* Begin Raw data *

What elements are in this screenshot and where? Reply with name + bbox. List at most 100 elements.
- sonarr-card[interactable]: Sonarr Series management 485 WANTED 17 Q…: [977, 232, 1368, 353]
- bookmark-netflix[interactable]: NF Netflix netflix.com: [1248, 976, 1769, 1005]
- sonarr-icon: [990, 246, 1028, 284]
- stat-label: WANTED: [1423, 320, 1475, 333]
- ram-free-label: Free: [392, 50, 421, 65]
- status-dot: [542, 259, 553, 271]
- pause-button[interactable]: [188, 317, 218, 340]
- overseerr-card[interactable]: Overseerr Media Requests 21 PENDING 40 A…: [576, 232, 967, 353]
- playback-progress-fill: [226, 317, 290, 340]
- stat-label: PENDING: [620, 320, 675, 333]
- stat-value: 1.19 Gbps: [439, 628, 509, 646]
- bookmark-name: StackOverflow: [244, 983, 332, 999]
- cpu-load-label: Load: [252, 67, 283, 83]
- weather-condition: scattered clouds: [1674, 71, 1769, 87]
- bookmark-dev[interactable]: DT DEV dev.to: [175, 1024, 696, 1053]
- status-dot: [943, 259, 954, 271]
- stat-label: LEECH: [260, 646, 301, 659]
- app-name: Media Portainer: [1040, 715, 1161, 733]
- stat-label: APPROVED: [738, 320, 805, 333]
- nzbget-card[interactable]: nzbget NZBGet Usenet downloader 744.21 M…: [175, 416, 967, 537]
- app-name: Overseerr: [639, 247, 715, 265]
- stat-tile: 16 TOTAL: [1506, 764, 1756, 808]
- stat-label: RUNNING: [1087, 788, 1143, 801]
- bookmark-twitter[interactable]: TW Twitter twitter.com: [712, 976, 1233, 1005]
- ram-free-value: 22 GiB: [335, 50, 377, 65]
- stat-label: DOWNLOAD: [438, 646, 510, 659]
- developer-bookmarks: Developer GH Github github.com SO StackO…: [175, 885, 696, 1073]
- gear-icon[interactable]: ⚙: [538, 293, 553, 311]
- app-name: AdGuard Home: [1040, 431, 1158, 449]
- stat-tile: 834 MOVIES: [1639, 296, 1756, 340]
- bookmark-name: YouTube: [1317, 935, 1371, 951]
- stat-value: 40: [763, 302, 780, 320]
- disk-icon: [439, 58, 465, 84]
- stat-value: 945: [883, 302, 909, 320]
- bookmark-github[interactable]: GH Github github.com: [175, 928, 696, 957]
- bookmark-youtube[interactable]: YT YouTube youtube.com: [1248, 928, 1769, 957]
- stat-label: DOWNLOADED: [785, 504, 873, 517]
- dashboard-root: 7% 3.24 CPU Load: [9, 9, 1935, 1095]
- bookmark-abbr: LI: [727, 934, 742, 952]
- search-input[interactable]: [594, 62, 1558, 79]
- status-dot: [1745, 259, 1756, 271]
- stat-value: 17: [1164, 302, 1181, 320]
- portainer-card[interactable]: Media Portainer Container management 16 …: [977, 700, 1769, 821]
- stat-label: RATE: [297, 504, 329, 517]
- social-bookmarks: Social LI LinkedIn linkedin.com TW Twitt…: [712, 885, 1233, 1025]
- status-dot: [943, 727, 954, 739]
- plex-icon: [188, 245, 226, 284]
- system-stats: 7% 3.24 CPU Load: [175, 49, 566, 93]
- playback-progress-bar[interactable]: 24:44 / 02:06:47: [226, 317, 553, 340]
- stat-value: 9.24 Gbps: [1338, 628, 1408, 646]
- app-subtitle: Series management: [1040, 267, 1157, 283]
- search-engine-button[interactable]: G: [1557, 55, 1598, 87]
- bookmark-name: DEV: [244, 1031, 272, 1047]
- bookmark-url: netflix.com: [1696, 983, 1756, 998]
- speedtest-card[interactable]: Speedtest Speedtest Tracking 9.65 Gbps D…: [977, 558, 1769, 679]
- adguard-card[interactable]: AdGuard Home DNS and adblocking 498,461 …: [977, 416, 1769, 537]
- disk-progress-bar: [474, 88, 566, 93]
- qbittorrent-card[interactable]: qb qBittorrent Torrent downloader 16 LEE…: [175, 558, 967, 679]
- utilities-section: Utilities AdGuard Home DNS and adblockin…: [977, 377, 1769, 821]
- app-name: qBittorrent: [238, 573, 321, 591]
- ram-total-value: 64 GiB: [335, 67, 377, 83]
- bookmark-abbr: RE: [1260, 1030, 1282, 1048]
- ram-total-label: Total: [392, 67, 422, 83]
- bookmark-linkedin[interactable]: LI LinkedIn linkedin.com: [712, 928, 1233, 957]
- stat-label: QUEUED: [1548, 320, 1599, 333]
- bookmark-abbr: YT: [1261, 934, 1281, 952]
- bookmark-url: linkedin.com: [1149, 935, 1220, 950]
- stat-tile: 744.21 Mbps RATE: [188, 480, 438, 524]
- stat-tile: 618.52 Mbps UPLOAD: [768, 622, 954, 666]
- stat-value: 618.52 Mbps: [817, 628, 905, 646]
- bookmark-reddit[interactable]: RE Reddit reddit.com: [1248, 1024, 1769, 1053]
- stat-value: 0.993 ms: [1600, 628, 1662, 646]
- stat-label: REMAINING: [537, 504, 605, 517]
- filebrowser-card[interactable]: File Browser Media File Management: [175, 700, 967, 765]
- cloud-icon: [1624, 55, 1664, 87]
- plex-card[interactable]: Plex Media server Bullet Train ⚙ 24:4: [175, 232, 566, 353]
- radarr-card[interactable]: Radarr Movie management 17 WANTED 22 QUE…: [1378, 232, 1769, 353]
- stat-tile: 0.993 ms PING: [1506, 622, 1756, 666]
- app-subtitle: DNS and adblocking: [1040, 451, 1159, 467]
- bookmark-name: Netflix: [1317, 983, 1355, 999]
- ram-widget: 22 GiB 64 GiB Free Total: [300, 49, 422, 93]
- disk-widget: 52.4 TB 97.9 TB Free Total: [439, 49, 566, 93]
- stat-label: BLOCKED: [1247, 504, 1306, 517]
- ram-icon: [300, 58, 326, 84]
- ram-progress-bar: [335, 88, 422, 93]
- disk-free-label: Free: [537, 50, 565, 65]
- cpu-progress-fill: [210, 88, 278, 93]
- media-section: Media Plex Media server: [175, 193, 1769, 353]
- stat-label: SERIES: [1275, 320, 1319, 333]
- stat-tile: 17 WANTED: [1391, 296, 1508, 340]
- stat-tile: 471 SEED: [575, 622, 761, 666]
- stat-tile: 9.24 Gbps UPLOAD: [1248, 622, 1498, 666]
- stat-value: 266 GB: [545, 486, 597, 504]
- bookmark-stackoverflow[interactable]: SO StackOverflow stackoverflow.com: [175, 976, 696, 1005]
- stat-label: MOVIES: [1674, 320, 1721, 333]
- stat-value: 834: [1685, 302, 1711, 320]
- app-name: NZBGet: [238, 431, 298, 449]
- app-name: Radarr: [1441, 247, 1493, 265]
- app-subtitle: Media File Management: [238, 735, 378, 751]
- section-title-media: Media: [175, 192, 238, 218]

* End Raw data *

* _Written problem_
Could you print all of the records above verbatim, line for line?

* _Response to this task_
What elements are in this screenshot and where? Reply with name + bbox. List at most 100 elements.
- sonarr-card[interactable]: Sonarr Series management 485 WANTED 17 Q…: [977, 232, 1368, 353]
- bookmark-netflix[interactable]: NF Netflix netflix.com: [1248, 976, 1769, 1005]
- sonarr-icon: [990, 246, 1028, 284]
- stat-label: WANTED: [1423, 320, 1475, 333]
- ram-free-label: Free: [392, 50, 421, 65]
- status-dot: [542, 259, 553, 271]
- pause-button[interactable]: [188, 317, 218, 340]
- overseerr-card[interactable]: Overseerr Media Requests 21 PENDING 40 A…: [576, 232, 967, 353]
- playback-progress-fill: [226, 317, 290, 340]
- stat-label: PENDING: [620, 320, 675, 333]
- stat-value: 1.19 Gbps: [439, 628, 509, 646]
- bookmark-name: StackOverflow: [244, 983, 332, 999]
- cpu-load-label: Load: [252, 67, 283, 83]
- weather-condition: scattered clouds: [1674, 71, 1769, 87]
- bookmark-dev[interactable]: DT DEV dev.to: [175, 1024, 696, 1053]
- status-dot: [943, 259, 954, 271]
- stat-label: LEECH: [260, 646, 301, 659]
- app-name: Media Portainer: [1040, 715, 1161, 733]
- stat-label: APPROVED: [738, 320, 805, 333]
- nzbget-card[interactable]: nzbget NZBGet Usenet downloader 744.21 M…: [175, 416, 967, 537]
- app-name: Overseerr: [639, 247, 715, 265]
- stat-tile: 16 TOTAL: [1506, 764, 1756, 808]
- stat-label: RUNNING: [1087, 788, 1143, 801]
- bookmark-twitter[interactable]: TW Twitter twitter.com: [712, 976, 1233, 1005]
- ram-free-value: 22 GiB: [335, 50, 377, 65]
- stat-label: DOWNLOAD: [438, 646, 510, 659]
- developer-bookmarks: Developer GH Github github.com SO StackO…: [175, 885, 696, 1073]
- gear-icon[interactable]: ⚙: [538, 293, 553, 311]
- app-name: AdGuard Home: [1040, 431, 1158, 449]
- stat-tile: 834 MOVIES: [1639, 296, 1756, 340]
- bookmark-name: YouTube: [1317, 935, 1371, 951]
- stat-value: 40: [763, 302, 780, 320]
- disk-icon: [439, 58, 465, 84]
- stat-value: 945: [883, 302, 909, 320]
- bookmark-github[interactable]: GH Github github.com: [175, 928, 696, 957]
- bookmark-youtube[interactable]: YT YouTube youtube.com: [1248, 928, 1769, 957]
- stat-label: DOWNLOADED: [785, 504, 873, 517]
- dashboard-root: 7% 3.24 CPU Load: [9, 9, 1935, 1095]
- bookmark-abbr: LI: [727, 934, 742, 952]
- search-input[interactable]: [594, 62, 1558, 79]
- status-dot: [1745, 259, 1756, 271]
- stat-value: 17: [1164, 302, 1181, 320]
- portainer-card[interactable]: Media Portainer Container management 16 …: [977, 700, 1769, 821]
- stat-label: RATE: [297, 504, 329, 517]
- social-bookmarks: Social LI LinkedIn linkedin.com TW Twitt…: [712, 885, 1233, 1025]
- status-dot: [943, 727, 954, 739]
- plex-icon: [188, 245, 226, 284]
- system-stats: 7% 3.24 CPU Load: [175, 49, 566, 93]
- playback-progress-bar[interactable]: 24:44 / 02:06:47: [226, 317, 553, 340]
- stat-value: 9.24 Gbps: [1338, 628, 1408, 646]
- app-subtitle: Series management: [1040, 267, 1157, 283]
- search-engine-button[interactable]: G: [1557, 55, 1598, 87]
- bookmark-name: DEV: [244, 1031, 272, 1047]
- bookmark-url: netflix.com: [1696, 983, 1756, 998]
- speedtest-card[interactable]: Speedtest Speedtest Tracking 9.65 Gbps D…: [977, 558, 1769, 679]
- adguard-card[interactable]: AdGuard Home DNS and adblocking 498,461 …: [977, 416, 1769, 537]
- disk-progress-bar: [474, 88, 566, 93]
- qbittorrent-card[interactable]: qb qBittorrent Torrent downloader 16 LEE…: [175, 558, 967, 679]
- utilities-section: Utilities AdGuard Home DNS and adblockin…: [977, 377, 1769, 821]
- app-name: qBittorrent: [238, 573, 321, 591]
- ram-total-value: 64 GiB: [335, 67, 377, 83]
- bookmark-abbr: RE: [1260, 1030, 1282, 1048]
- ram-total-label: Total: [392, 67, 422, 83]
- bookmark-linkedin[interactable]: LI LinkedIn linkedin.com: [712, 928, 1233, 957]
- stat-label: QUEUED: [1548, 320, 1599, 333]
- bookmark-abbr: YT: [1261, 934, 1281, 952]
- bookmark-url: linkedin.com: [1149, 935, 1220, 950]
- stat-tile: 744.21 Mbps RATE: [188, 480, 438, 524]
- stat-tile: 618.52 Mbps UPLOAD: [768, 622, 954, 666]
- stat-value: 618.52 Mbps: [817, 628, 905, 646]
- bookmark-reddit[interactable]: RE Reddit reddit.com: [1248, 1024, 1769, 1053]
- stat-value: 0.993 ms: [1600, 628, 1662, 646]
- stat-label: REMAINING: [537, 504, 605, 517]
- filebrowser-card[interactable]: File Browser Media File Management: [175, 700, 967, 765]
- cloud-icon: [1624, 55, 1664, 87]
- plex-card[interactable]: Plex Media server Bullet Train ⚙ 24:4: [175, 232, 566, 353]
- radarr-card[interactable]: Radarr Movie management 17 WANTED 22 QUE…: [1378, 232, 1769, 353]
- stat-tile: 0.993 ms PING: [1506, 622, 1756, 666]
- app-subtitle: DNS and adblocking: [1040, 451, 1159, 467]
- bookmark-name: Netflix: [1317, 983, 1355, 999]
- ram-widget: 22 GiB 64 GiB Free Total: [300, 49, 422, 93]
- disk-widget: 52.4 TB 97.9 TB Free Total: [439, 49, 566, 93]
- stat-label: BLOCKED: [1247, 504, 1306, 517]
- ram-icon: [300, 58, 326, 84]
- ram-progress-bar: [335, 88, 422, 93]
- disk-free-label: Free: [537, 50, 565, 65]
- cpu-progress-fill: [210, 88, 278, 93]
- media-section: Media Plex Media server: [175, 193, 1769, 353]
- stat-label: SERIES: [1275, 320, 1319, 333]
- stat-tile: 17 WANTED: [1391, 296, 1508, 340]
- stat-tile: 471 SEED: [575, 622, 761, 666]
- stat-tile: 9.24 Gbps UPLOAD: [1248, 622, 1498, 666]
- stat-value: 266 GB: [545, 486, 597, 504]
- bookmark-stackoverflow[interactable]: SO StackOverflow stackoverflow.com: [175, 976, 696, 1005]
- stat-label: MOVIES: [1674, 320, 1721, 333]
- stat-value: 834: [1685, 302, 1711, 320]
- app-name: NZBGet: [238, 431, 298, 449]
- app-name: Radarr: [1441, 247, 1493, 265]
- app-subtitle: Media File Management: [238, 735, 378, 751]
- section-title-media: Media: [175, 192, 238, 218]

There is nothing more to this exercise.